▶ Task 1: Can you print the prisoner's dilemma passage between "And then comes" and "it is-any suggestions?", inclusive?
▶ Task 2: How does the prisoner's dilemma passage go on after its last sentence shown?

▶ Source extract:

Brad DeLong wrote:
Iterated Prisoner's Dilemma Blogging: Dyson and Press Really Are Very Clever Indeed...: Basically, consider the strategy space of one-period look-back mixed strategies. And take the strategy S = { p(C|CC)=1/2-ε, p(C|CD)=1/4+ε', p(C|DC)=0, p(D|DD)=0 }.
If the opponent cooperates all the time, their average score is a little better than the DD payoff 1--giving them an incentive to choose a strategy that cooperates some time. If they cooperate all the time, then your average score is a little worse than 4--pretty good. And if they do anything other than cooperate all the time, their score falls and is worse than if they cooperate all the time. Thus in this strategy space { P(C )=1 } is a dominant strategy for the opponent if you choose your strategy first. Of course, this is not a Nash equilibrium: if the opponent is playing C you should play C as well
And two opponents each thinking that they move first and committing to S do rather badly: they end up in (D,D) for all time.
And then comes the smackdown:
>anon said… I'm hoping someone can enlighten me about why this is particularly interesting. The folk theorem already told us that any outcome above the (D,D) forever payoffs could be implemented, even very extortionary outcomes. There is something interesting about only needing one period of history dependence in the strategies to do it, but I don't think that is what everyone is so excited about. I think I'm probably missing something crucial here, but I'm not sure what it is-any suggestions?

(Stored items)
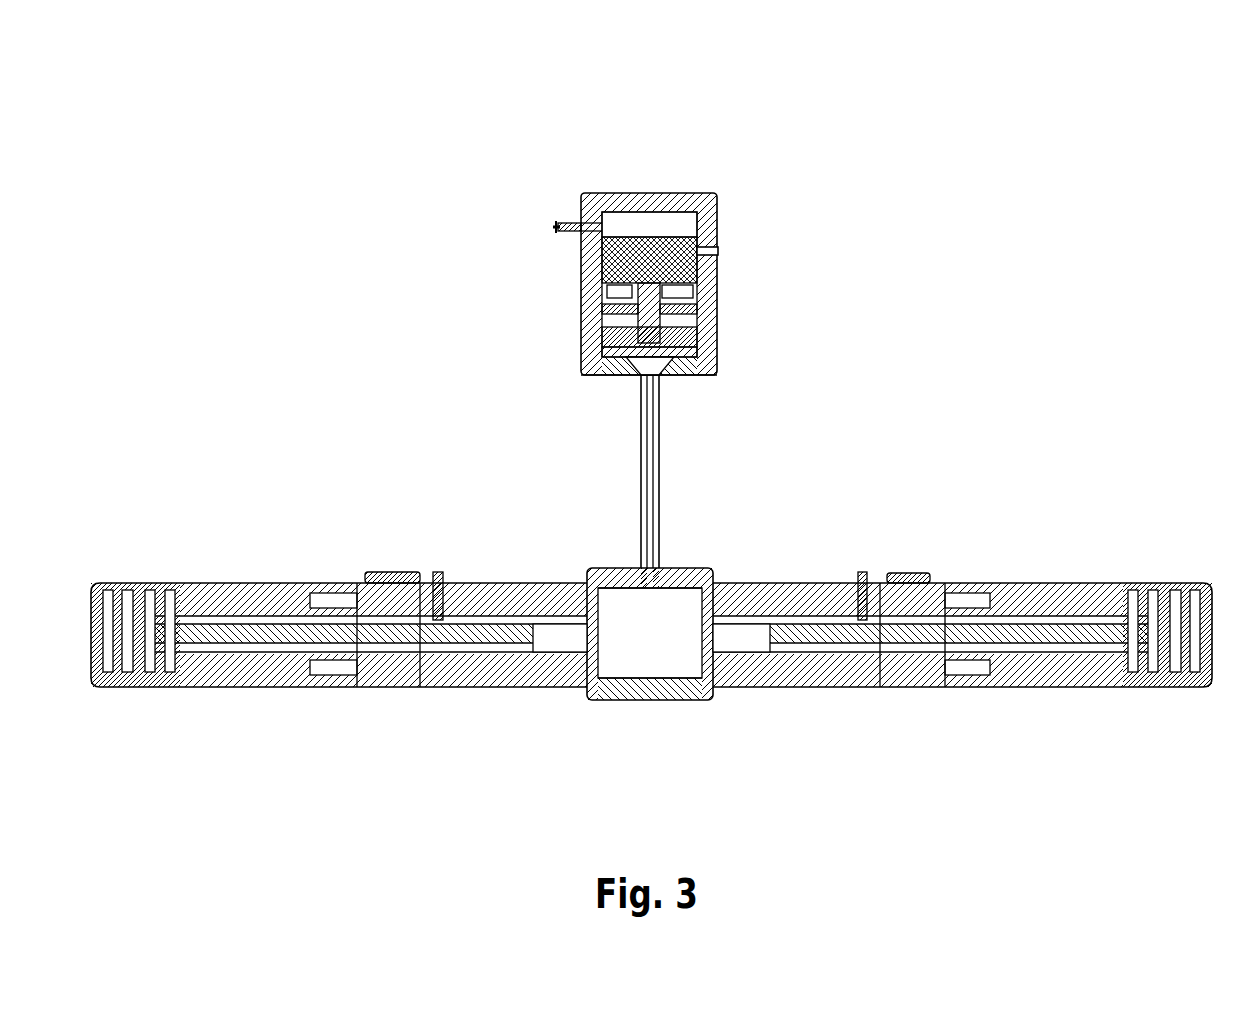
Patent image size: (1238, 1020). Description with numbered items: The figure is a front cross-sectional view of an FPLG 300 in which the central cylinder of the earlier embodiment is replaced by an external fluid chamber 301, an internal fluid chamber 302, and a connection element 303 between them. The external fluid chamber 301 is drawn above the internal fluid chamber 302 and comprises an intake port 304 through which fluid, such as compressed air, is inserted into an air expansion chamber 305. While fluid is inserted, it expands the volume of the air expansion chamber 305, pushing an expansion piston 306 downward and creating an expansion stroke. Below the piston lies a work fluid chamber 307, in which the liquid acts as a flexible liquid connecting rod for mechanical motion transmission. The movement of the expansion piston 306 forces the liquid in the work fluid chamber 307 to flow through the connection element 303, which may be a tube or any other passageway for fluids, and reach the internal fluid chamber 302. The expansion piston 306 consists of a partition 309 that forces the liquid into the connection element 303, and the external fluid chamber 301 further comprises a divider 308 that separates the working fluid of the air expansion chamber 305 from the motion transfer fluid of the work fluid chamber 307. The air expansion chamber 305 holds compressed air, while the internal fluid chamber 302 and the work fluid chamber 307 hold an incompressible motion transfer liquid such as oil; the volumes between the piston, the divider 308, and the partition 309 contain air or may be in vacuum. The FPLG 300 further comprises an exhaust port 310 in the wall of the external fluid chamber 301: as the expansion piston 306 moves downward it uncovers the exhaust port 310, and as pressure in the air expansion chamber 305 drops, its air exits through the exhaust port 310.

The FPLG 300 is at (245, 137).
The external fluid chamber 301 is at (750, 147).
The internal fluid chamber 302 is at (670, 608).
The connection element 303 is at (625, 465).
The intake port 304 is at (538, 210).
The air expansion chamber 305 is at (677, 223).
The expansion piston 306 is at (630, 259).
The work fluid chamber 307 is at (682, 352).
The divider 308 is at (617, 337).
The partition 309 is at (613, 312).
The exhaust port 310 is at (720, 252).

▶ Response 1:
And then comes the smackdown:
>anon said… I'm hoping someone can enlighten me about why this is particularly interesting. The folk theorem already told us that any outcome above the (D,D) forever payoffs could be implemented, even very extortionary outcomes. There is something interesting about only needing one period of history dependence in the strategies to do it, but I don't think that is what everyone is so excited about. I think I'm probably missing something crucial here, but I'm not sure what it is-any suggestions?

▶ Response 2:
Besttrousers said… Doesn't this conclusion flow out of the folk theorem? It seems like it's just a special case of it, but I haven't really sat down with the paper.
"Besttrousers" and "anon"'s reaction appears to be a very common one, especially among economists. The point is that Press-Dyson is not interesting because (i) the folk theorem already taught us that iterated prisoner's dilemma can support practically anything as an equilibrium; (ii) Press-Dyson simply present us with one of these equilibria; so (iii) why isn't this boring?
What is the "folk theorem"? Wikipedia:
A commonly referenced proof of a folk theorem was published in (Rubinstein 1979).
The method for proving folk theorems is actually quite simple. A grim trigger strategy is a strategy which punishes an opponent for any deviation from some certain behavior. So, all of the players of the game first must have a certain feasible outcome in mind. Then the players need only adhere to an almost GRIM trigger strategy under which any deviation from the strategy which will bring about the intended outcome is punished to a degree such that any gains made by the deviator on account of the deviation are exactly cancelled out. Thus, there is no advantage to any player for deviating from the course which will bring out the intended, and arbitrary, outcome, and the game will proceed in exactly the manner to bring about that outcome.
What response do I have to this?
First, basically, I don't believe that equilibria that exist only because any deviation is a trigger for a GRIM or a nearly-GRIM strategy are really there. To be credible, a strategy has to be chosen to elicit good behavior in the future, and not to punish bad behavior in the past, because sunk costs truly are sunk. If you want to support an equilibrium that requires a GRIM or a near-GRIM trigger, you need to specify that the players in your game like to engage in altruistic punishment--or have a taste for vengeance, which is more-or-less the same thing. Absent a strong taste for engaging in altruistic punishment in your agents, equilibria supported by GRIM out-of-equilibrium just don't count.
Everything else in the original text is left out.